### Extracted material
────────────────

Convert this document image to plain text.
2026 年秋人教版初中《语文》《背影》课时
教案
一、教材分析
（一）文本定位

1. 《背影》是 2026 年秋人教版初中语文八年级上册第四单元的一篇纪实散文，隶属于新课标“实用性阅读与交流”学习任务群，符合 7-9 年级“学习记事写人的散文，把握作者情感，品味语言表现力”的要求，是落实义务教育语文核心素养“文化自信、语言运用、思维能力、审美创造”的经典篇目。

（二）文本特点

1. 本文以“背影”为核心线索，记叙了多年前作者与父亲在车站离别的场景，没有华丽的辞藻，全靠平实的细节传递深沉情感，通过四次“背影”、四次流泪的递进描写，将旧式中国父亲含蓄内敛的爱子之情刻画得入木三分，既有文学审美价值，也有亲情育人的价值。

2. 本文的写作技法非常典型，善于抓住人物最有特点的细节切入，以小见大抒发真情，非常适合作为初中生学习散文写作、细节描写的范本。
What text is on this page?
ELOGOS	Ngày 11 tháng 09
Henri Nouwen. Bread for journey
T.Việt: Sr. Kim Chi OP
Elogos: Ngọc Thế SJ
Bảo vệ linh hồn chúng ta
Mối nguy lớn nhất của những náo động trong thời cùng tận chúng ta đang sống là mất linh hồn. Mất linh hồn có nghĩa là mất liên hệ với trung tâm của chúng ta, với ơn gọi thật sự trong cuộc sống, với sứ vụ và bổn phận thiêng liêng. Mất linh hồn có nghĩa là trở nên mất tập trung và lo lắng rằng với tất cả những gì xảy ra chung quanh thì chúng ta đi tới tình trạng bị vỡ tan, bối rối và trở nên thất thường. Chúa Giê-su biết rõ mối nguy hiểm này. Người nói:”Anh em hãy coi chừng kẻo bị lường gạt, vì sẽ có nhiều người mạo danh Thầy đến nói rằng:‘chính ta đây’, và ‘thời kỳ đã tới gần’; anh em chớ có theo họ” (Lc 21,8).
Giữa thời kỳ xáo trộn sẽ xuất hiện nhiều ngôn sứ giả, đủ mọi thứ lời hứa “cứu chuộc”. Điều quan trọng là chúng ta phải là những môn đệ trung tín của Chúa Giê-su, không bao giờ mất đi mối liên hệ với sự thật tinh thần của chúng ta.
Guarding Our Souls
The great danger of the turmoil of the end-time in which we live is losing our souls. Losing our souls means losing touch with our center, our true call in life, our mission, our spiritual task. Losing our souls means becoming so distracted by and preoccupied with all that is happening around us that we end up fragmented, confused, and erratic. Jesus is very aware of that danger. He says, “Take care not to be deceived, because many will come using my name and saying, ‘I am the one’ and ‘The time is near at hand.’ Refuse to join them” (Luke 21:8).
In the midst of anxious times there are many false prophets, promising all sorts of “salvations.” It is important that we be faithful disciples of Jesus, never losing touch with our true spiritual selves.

────────────────

### Task instructions
Output the whole listing above again, word for word.

### Solution to this problem
Convert this document image to plain text.
2026 年秋人教版初中《语文》《背影》课时
教案
一、教材分析
（一）文本定位

1. 《背影》是 2026 年秋人教版初中语文八年级上册第四单元的一篇纪实散文，隶属于新课标“实用性阅读与交流”学习任务群，符合 7-9 年级“学习记事写人的散文，把握作者情感，品味语言表现力”的要求，是落实义务教育语文核心素养“文化自信、语言运用、思维能力、审美创造”的经典篇目。

（二）文本特点

1. 本文以“背影”为核心线索，记叙了多年前作者与父亲在车站离别的场景，没有华丽的辞藻，全靠平实的细节传递深沉情感，通过四次“背影”、四次流泪的递进描写，将旧式中国父亲含蓄内敛的爱子之情刻画得入木三分，既有文学审美价值，也有亲情育人的价值。

2. 本文的写作技法非常典型，善于抓住人物最有特点的细节切入，以小见大抒发真情，非常适合作为初中生学习散文写作、细节描写的范本。
What text is on this page?
ELOGOS	Ngày 11 tháng 09
Henri Nouwen. Bread for journey
T.Việt: Sr. Kim Chi OP
Elogos: Ngọc Thế SJ
Bảo vệ linh hồn chúng ta
Mối nguy lớn nhất của những náo động trong thời cùng tận chúng ta đang sống là mất linh hồn. Mất linh hồn có nghĩa là mất liên hệ với trung tâm của chúng ta, với ơn gọi thật sự trong cuộc sống, với sứ vụ và bổn phận thiêng liêng. Mất linh hồn có nghĩa là trở nên mất tập trung và lo lắng rằng với tất cả những gì xảy ra chung quanh thì chúng ta đi tới tình trạng bị vỡ tan, bối rối và trở nên thất thường. Chúa Giê-su biết rõ mối nguy hiểm này. Người nói:”Anh em hãy coi chừng kẻo bị lường gạt, vì sẽ có nhiều người mạo danh Thầy đến nói rằng:‘chính ta đây’, và ‘thời kỳ đã tới gần’; anh em chớ có theo họ” (Lc 21,8).
Giữa thời kỳ xáo trộn sẽ xuất hiện nhiều ngôn sứ giả, đủ mọi thứ lời hứa “cứu chuộc”. Điều quan trọng là chúng ta phải là những môn đệ trung tín của Chúa Giê-su, không bao giờ mất đi mối liên hệ với sự thật tinh thần của chúng ta.
Guarding Our Souls
The great danger of the turmoil of the end-time in which we live is losing our souls. Losing our souls means losing touch with our center, our true call in life, our mission, our spiritual task. Losing our souls means becoming so distracted by and preoccupied with all that is happening around us that we end up fragmented, confused, and erratic. Jesus is very aware of that danger. He says, “Take care not to be deceived, because many will come using my name and saying, ‘I am the one’ and ‘The time is near at hand.’ Refuse to join them” (Luke 21:8).
In the midst of anxious times there are many false prophets, promising all sorts of “salvations.” It is important that we be faithful disciples of Jesus, never losing touch with our true spiritual selves.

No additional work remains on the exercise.